> _Short problem_
Locate each line in the records containing "Akşin". Copy it.
-- START Recorded information --
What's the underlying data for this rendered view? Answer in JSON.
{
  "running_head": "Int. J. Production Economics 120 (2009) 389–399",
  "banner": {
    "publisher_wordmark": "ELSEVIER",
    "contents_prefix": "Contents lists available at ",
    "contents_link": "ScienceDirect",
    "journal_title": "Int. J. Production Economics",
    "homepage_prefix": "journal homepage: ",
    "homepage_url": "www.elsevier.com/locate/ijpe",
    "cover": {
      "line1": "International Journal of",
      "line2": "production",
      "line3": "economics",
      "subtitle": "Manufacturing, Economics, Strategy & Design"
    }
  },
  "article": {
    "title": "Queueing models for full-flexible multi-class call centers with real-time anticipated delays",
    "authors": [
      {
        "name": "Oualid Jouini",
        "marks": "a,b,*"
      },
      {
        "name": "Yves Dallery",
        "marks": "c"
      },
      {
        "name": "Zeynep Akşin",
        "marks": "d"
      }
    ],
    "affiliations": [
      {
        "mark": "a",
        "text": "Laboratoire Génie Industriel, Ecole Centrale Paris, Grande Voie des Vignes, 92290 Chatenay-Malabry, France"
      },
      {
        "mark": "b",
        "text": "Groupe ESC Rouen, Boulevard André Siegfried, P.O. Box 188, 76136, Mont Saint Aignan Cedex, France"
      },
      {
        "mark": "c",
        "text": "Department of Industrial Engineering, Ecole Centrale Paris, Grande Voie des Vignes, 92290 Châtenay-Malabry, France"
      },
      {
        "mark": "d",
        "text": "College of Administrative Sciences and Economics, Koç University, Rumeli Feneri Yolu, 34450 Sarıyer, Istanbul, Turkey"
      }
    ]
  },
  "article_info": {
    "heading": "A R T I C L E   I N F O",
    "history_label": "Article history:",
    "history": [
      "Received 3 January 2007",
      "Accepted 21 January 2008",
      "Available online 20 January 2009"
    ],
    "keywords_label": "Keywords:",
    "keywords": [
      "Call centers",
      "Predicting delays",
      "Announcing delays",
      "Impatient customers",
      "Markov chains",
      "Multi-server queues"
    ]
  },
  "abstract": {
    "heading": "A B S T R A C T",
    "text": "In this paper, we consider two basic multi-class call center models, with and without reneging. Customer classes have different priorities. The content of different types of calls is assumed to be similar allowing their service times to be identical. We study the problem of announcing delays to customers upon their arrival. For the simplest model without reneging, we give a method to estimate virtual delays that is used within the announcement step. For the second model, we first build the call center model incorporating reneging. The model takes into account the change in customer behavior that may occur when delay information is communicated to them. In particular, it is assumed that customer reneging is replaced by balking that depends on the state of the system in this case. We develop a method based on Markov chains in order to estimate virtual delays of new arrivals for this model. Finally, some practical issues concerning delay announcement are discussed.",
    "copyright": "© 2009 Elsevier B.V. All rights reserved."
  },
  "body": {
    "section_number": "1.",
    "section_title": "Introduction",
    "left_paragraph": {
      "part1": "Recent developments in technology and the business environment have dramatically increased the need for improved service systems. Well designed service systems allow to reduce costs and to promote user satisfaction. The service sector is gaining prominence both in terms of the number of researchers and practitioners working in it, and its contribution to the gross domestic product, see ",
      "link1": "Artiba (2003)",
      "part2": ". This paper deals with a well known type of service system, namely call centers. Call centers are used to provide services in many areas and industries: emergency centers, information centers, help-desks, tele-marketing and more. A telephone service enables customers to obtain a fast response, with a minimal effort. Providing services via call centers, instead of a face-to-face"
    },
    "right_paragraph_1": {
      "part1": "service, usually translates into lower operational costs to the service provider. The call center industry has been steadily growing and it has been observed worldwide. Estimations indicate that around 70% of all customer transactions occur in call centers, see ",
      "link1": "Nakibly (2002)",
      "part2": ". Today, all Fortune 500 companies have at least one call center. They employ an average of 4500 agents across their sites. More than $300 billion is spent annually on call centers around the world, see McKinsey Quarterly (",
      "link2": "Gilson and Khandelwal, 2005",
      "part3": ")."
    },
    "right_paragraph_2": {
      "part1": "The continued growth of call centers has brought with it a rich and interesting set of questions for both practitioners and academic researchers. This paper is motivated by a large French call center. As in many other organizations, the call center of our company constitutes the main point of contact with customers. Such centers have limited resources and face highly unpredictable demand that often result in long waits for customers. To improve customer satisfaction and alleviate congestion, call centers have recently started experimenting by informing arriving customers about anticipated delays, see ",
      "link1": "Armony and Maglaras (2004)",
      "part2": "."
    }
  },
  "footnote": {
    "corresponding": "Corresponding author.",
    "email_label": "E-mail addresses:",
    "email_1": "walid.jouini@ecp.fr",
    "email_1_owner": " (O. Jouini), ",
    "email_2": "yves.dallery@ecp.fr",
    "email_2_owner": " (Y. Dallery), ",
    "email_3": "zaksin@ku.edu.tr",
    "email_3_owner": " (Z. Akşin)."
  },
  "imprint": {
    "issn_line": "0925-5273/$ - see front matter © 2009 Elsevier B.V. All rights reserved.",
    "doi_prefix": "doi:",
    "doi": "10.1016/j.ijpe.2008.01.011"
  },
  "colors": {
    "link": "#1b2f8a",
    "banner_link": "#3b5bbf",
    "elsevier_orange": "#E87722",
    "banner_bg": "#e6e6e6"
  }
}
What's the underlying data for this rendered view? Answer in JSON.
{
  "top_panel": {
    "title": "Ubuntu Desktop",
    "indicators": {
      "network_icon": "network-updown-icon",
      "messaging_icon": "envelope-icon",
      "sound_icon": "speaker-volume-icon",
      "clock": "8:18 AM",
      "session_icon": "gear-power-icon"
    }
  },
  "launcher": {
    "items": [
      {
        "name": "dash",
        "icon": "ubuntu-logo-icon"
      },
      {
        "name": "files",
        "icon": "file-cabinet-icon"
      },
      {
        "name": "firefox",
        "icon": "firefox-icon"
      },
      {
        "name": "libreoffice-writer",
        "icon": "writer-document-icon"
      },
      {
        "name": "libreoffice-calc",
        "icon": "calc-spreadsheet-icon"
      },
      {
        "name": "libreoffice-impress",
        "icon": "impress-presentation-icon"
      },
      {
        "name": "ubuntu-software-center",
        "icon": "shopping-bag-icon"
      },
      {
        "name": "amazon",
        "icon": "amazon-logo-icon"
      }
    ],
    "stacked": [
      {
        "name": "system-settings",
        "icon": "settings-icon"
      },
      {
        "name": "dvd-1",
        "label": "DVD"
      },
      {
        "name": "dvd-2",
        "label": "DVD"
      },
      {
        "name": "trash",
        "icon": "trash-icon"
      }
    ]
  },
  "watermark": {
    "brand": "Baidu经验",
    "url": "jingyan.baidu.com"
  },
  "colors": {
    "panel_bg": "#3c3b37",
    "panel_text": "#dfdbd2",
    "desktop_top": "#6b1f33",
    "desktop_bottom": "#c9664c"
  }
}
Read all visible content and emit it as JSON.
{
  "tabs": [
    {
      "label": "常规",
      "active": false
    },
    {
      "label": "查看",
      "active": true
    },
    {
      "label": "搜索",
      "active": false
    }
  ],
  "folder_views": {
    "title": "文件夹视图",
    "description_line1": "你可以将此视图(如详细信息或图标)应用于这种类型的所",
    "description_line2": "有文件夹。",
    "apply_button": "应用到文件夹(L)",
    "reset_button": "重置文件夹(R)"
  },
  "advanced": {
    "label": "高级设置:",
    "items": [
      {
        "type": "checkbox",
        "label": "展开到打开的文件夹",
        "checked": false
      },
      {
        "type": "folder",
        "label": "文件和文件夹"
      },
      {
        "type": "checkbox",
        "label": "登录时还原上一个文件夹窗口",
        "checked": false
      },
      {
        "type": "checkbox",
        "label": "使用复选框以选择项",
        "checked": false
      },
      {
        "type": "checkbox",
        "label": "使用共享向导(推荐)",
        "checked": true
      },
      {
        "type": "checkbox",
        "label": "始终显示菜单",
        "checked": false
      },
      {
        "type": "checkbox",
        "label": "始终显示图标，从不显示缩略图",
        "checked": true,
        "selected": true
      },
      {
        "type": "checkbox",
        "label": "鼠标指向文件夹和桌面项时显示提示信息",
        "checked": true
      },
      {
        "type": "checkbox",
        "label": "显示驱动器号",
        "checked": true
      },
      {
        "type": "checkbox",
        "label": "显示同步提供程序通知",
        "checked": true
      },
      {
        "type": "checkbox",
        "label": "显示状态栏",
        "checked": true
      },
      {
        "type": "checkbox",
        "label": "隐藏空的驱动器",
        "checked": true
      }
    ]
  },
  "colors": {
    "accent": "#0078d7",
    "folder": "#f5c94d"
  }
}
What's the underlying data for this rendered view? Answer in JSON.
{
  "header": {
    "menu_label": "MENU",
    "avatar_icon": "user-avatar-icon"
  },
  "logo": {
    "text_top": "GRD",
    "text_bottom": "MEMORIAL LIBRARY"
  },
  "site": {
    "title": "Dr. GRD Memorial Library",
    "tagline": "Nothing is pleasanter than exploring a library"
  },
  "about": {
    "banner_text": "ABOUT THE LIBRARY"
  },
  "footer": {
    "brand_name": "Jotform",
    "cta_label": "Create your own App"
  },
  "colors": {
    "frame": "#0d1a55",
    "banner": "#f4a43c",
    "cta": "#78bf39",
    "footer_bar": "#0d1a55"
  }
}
-- END Recorded information --
> _Written answer_
        "name": "Zeynep Akşin",
    "email_3_owner": " (Z. Akşin)."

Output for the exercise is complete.